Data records

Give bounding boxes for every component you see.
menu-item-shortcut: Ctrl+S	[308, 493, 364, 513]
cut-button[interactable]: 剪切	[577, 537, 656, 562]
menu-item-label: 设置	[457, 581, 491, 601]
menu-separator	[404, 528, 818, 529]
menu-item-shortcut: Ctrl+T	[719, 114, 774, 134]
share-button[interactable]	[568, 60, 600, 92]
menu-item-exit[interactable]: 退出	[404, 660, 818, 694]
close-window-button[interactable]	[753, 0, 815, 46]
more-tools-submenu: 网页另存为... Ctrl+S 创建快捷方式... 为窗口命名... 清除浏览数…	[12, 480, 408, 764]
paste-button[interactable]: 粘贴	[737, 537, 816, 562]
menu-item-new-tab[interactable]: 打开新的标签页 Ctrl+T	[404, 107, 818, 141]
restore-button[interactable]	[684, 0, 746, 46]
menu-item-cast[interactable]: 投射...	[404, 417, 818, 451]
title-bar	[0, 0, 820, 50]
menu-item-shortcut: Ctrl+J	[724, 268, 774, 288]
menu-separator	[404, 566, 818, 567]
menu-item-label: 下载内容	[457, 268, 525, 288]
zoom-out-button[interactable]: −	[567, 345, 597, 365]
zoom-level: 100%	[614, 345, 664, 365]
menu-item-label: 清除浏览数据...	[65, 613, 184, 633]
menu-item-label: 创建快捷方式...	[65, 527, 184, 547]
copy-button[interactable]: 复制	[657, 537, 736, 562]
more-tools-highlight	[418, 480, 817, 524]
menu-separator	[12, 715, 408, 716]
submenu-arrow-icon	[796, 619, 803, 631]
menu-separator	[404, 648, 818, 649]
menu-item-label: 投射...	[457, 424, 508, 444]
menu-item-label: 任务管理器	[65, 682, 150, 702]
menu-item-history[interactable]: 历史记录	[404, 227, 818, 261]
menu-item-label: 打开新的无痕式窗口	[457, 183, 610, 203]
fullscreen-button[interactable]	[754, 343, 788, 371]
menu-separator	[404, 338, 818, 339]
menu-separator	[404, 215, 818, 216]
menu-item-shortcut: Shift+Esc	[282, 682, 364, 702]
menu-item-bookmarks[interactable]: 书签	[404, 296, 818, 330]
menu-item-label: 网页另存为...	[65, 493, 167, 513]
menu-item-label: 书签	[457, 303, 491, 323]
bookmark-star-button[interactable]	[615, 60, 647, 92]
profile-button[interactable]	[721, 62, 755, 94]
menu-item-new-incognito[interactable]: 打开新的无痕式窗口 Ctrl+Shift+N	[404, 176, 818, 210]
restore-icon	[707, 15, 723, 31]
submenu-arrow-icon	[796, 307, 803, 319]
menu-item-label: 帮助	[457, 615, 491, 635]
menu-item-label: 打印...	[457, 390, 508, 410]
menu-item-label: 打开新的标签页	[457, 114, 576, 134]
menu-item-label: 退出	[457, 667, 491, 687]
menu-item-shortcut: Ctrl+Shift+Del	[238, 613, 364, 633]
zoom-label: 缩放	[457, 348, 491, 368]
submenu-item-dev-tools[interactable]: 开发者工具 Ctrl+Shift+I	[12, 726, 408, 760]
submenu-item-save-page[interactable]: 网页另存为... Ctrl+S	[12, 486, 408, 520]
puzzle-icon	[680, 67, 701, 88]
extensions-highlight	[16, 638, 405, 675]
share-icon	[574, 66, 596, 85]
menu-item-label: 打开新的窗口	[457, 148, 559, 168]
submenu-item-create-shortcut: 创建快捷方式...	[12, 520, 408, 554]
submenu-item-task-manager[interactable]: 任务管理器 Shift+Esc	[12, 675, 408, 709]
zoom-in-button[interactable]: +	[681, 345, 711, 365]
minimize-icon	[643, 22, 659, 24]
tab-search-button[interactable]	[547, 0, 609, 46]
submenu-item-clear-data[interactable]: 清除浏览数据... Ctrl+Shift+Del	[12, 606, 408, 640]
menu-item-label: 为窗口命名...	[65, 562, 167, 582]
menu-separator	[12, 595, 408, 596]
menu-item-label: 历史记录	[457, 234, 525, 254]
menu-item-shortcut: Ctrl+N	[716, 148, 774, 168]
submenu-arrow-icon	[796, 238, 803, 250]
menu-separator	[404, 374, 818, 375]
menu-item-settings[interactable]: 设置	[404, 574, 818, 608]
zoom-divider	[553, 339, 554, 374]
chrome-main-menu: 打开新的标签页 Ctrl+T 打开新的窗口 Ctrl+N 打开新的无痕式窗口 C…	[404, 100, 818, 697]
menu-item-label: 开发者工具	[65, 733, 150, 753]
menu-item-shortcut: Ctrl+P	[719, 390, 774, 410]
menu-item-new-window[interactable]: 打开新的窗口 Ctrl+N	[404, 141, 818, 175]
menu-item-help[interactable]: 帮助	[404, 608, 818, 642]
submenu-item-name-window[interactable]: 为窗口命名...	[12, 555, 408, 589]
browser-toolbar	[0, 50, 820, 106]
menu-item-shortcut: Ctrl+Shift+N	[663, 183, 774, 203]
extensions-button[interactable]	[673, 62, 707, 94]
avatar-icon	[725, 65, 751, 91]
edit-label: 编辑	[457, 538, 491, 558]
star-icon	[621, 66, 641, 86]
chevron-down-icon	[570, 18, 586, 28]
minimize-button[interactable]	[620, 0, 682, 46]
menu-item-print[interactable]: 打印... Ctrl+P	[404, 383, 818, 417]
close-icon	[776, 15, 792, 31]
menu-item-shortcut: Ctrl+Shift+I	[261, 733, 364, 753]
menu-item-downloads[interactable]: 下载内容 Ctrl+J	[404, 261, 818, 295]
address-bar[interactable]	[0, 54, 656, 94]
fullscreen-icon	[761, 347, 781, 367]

• **Written instruction**:
Repeat every one of the rows above line for line, without changing anything.

• **Solution to the exercise**:
Give bounding boxes for every component you see.
menu-item-shortcut: Ctrl+S	[308, 493, 364, 513]
cut-button[interactable]: 剪切	[577, 537, 656, 562]
menu-item-label: 设置	[457, 581, 491, 601]
menu-separator	[404, 528, 818, 529]
menu-item-shortcut: Ctrl+T	[719, 114, 774, 134]
share-button[interactable]	[568, 60, 600, 92]
menu-item-exit[interactable]: 退出	[404, 660, 818, 694]
close-window-button[interactable]	[753, 0, 815, 46]
more-tools-submenu: 网页另存为... Ctrl+S 创建快捷方式... 为窗口命名... 清除浏览数…	[12, 480, 408, 764]
paste-button[interactable]: 粘贴	[737, 537, 816, 562]
menu-item-new-tab[interactable]: 打开新的标签页 Ctrl+T	[404, 107, 818, 141]
restore-button[interactable]	[684, 0, 746, 46]
menu-item-cast[interactable]: 投射...	[404, 417, 818, 451]
title-bar	[0, 0, 820, 50]
menu-item-shortcut: Ctrl+J	[724, 268, 774, 288]
menu-separator	[404, 566, 818, 567]
menu-item-label: 下载内容	[457, 268, 525, 288]
zoom-out-button[interactable]: −	[567, 345, 597, 365]
zoom-level: 100%	[614, 345, 664, 365]
menu-item-label: 清除浏览数据...	[65, 613, 184, 633]
menu-item-label: 创建快捷方式...	[65, 527, 184, 547]
copy-button[interactable]: 复制	[657, 537, 736, 562]
more-tools-highlight	[418, 480, 817, 524]
menu-separator	[12, 715, 408, 716]
submenu-arrow-icon	[796, 619, 803, 631]
menu-separator	[404, 648, 818, 649]
menu-item-label: 投射...	[457, 424, 508, 444]
menu-item-label: 任务管理器	[65, 682, 150, 702]
menu-item-history[interactable]: 历史记录	[404, 227, 818, 261]
menu-item-label: 打开新的无痕式窗口	[457, 183, 610, 203]
fullscreen-button[interactable]	[754, 343, 788, 371]
menu-separator	[404, 338, 818, 339]
menu-separator	[404, 215, 818, 216]
menu-item-shortcut: Shift+Esc	[282, 682, 364, 702]
menu-item-bookmarks[interactable]: 书签	[404, 296, 818, 330]
menu-item-label: 网页另存为...	[65, 493, 167, 513]
menu-item-label: 书签	[457, 303, 491, 323]
bookmark-star-button[interactable]	[615, 60, 647, 92]
profile-button[interactable]	[721, 62, 755, 94]
menu-item-new-incognito[interactable]: 打开新的无痕式窗口 Ctrl+Shift+N	[404, 176, 818, 210]
restore-icon	[707, 15, 723, 31]
submenu-arrow-icon	[796, 307, 803, 319]
menu-item-label: 帮助	[457, 615, 491, 635]
menu-item-label: 打印...	[457, 390, 508, 410]
menu-item-label: 打开新的标签页	[457, 114, 576, 134]
menu-item-label: 退出	[457, 667, 491, 687]
menu-item-shortcut: Ctrl+Shift+Del	[238, 613, 364, 633]
zoom-label: 缩放	[457, 348, 491, 368]
submenu-item-dev-tools[interactable]: 开发者工具 Ctrl+Shift+I	[12, 726, 408, 760]
submenu-item-save-page[interactable]: 网页另存为... Ctrl+S	[12, 486, 408, 520]
puzzle-icon	[680, 67, 701, 88]
extensions-highlight	[16, 638, 405, 675]
share-icon	[574, 66, 596, 85]
menu-item-label: 打开新的窗口	[457, 148, 559, 168]
submenu-item-create-shortcut: 创建快捷方式...	[12, 520, 408, 554]
submenu-item-task-manager[interactable]: 任务管理器 Shift+Esc	[12, 675, 408, 709]
zoom-in-button[interactable]: +	[681, 345, 711, 365]
minimize-icon	[643, 22, 659, 24]
tab-search-button[interactable]	[547, 0, 609, 46]
submenu-item-clear-data[interactable]: 清除浏览数据... Ctrl+Shift+Del	[12, 606, 408, 640]
menu-item-label: 为窗口命名...	[65, 562, 167, 582]
menu-separator	[12, 595, 408, 596]
menu-item-label: 历史记录	[457, 234, 525, 254]
menu-item-shortcut: Ctrl+N	[716, 148, 774, 168]
submenu-arrow-icon	[796, 238, 803, 250]
menu-separator	[404, 374, 818, 375]
menu-item-settings[interactable]: 设置	[404, 574, 818, 608]
zoom-divider	[553, 339, 554, 374]
chrome-main-menu: 打开新的标签页 Ctrl+T 打开新的窗口 Ctrl+N 打开新的无痕式窗口 C…	[404, 100, 818, 697]
menu-item-label: 开发者工具	[65, 733, 150, 753]
menu-item-shortcut: Ctrl+P	[719, 390, 774, 410]
menu-item-new-window[interactable]: 打开新的窗口 Ctrl+N	[404, 141, 818, 175]
menu-item-help[interactable]: 帮助	[404, 608, 818, 642]
submenu-item-name-window[interactable]: 为窗口命名...	[12, 555, 408, 589]
browser-toolbar	[0, 50, 820, 106]
menu-item-shortcut: Ctrl+Shift+N	[663, 183, 774, 203]
extensions-button[interactable]	[673, 62, 707, 94]
avatar-icon	[725, 65, 751, 91]
edit-label: 编辑	[457, 538, 491, 558]
star-icon	[621, 66, 641, 86]
chevron-down-icon	[570, 18, 586, 28]
minimize-button[interactable]	[620, 0, 682, 46]
menu-item-print[interactable]: 打印... Ctrl+P	[404, 383, 818, 417]
close-icon	[776, 15, 792, 31]
menu-item-shortcut: Ctrl+Shift+I	[261, 733, 364, 753]
menu-item-downloads[interactable]: 下载内容 Ctrl+J	[404, 261, 818, 295]
address-bar[interactable]	[0, 54, 656, 94]
fullscreen-icon	[761, 347, 781, 367]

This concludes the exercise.